● Work instructions
Could you turn all of the items below into a Markdown table with the columns "Number" and "Text", one numbered row per line and no rows for blank lines?

━━━━━━━━━━━━━━━━

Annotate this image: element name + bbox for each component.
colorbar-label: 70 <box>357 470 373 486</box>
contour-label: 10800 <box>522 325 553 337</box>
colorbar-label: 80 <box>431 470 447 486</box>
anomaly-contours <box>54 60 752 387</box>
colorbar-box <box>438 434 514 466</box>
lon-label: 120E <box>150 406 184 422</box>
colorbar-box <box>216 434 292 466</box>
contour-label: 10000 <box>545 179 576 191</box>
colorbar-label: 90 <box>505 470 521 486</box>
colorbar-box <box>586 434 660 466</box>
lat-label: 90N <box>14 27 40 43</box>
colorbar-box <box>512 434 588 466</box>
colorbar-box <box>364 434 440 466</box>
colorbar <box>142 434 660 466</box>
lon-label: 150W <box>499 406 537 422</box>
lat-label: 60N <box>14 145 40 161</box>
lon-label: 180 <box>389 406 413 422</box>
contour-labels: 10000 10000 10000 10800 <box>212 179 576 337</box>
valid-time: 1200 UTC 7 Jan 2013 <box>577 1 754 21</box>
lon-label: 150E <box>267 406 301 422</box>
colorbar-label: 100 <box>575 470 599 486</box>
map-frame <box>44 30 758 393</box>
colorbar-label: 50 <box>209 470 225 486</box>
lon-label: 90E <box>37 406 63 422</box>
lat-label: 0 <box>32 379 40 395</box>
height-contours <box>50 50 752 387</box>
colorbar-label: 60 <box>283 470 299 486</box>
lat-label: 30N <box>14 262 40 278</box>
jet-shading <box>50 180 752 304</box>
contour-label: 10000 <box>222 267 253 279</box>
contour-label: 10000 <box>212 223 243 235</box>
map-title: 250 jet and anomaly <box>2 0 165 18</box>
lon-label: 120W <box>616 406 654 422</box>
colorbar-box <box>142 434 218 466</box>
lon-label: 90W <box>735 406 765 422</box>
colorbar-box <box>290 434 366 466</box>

━━━━━━━━━━━━━━━━

● Solved exercise
| Number | Text |
|---|---|
| 1 | Annotate this image: element name + bbox for each component. |
| 2 | colorbar-label: 70 <box>357 470 373 486</box> |
| 3 | contour-label: 10800 <box>522 325 553 337</box> |
| 4 | colorbar-label: 80 <box>431 470 447 486</box> |
| 5 | anomaly-contours <box>54 60 752 387</box> |
| 6 | colorbar-box <box>438 434 514 466</box> |
| 7 | lon-label: 120E <box>150 406 184 422</box> |
| 8 | colorbar-box <box>216 434 292 466</box> |
| 9 | contour-label: 10000 <box>545 179 576 191</box> |
| 10 | colorbar-label: 90 <box>505 470 521 486</box> |
| 11 | colorbar-box <box>586 434 660 466</box> |
| 12 | lat-label: 90N <box>14 27 40 43</box> |
| 13 | colorbar-box <box>512 434 588 466</box> |
| 14 | colorbar-box <box>364 434 440 466</box> |
| 15 | colorbar <box>142 434 660 466</box> |
| 16 | lon-label: 150W <box>499 406 537 422</box> |
| 17 | lat-label: 60N <box>14 145 40 161</box> |
| 18 | lon-label: 180 <box>389 406 413 422</box> |
| 19 | contour-labels: 10000 10000 10000 10800 <box>212 179 576 337</box> |
| 20 | valid-time: 1200 UTC 7 Jan 2013 <box>577 1 754 21</box> |
| 21 | lon-label: 150E <box>267 406 301 422</box> |
| 22 | colorbar-label: 100 <box>575 470 599 486</box> |
| 23 | map-frame <box>44 30 758 393</box> |
| 24 | colorbar-label: 50 <box>209 470 225 486</box> |
| 25 | lon-label: 90E <box>37 406 63 422</box> |
| 26 | lat-label: 0 <box>32 379 40 395</box> |
| 27 | height-contours <box>50 50 752 387</box> |
| 28 | colorbar-label: 60 <box>283 470 299 486</box> |
| 29 | lat-label: 30N <box>14 262 40 278</box> |
| 30 | jet-shading <box>50 180 752 304</box> |
| 31 | contour-label: 10000 <box>222 267 253 279</box> |
| 32 | contour-label: 10000 <box>212 223 243 235</box> |
| 33 | map-title: 250 jet and anomaly <box>2 0 165 18</box> |
| 34 | lon-label: 120W <box>616 406 654 422</box> |
| 35 | colorbar-box <box>142 434 218 466</box> |
| 36 | lon-label: 90W <box>735 406 765 422</box> |
| 37 | colorbar-box <box>290 434 366 466</box> |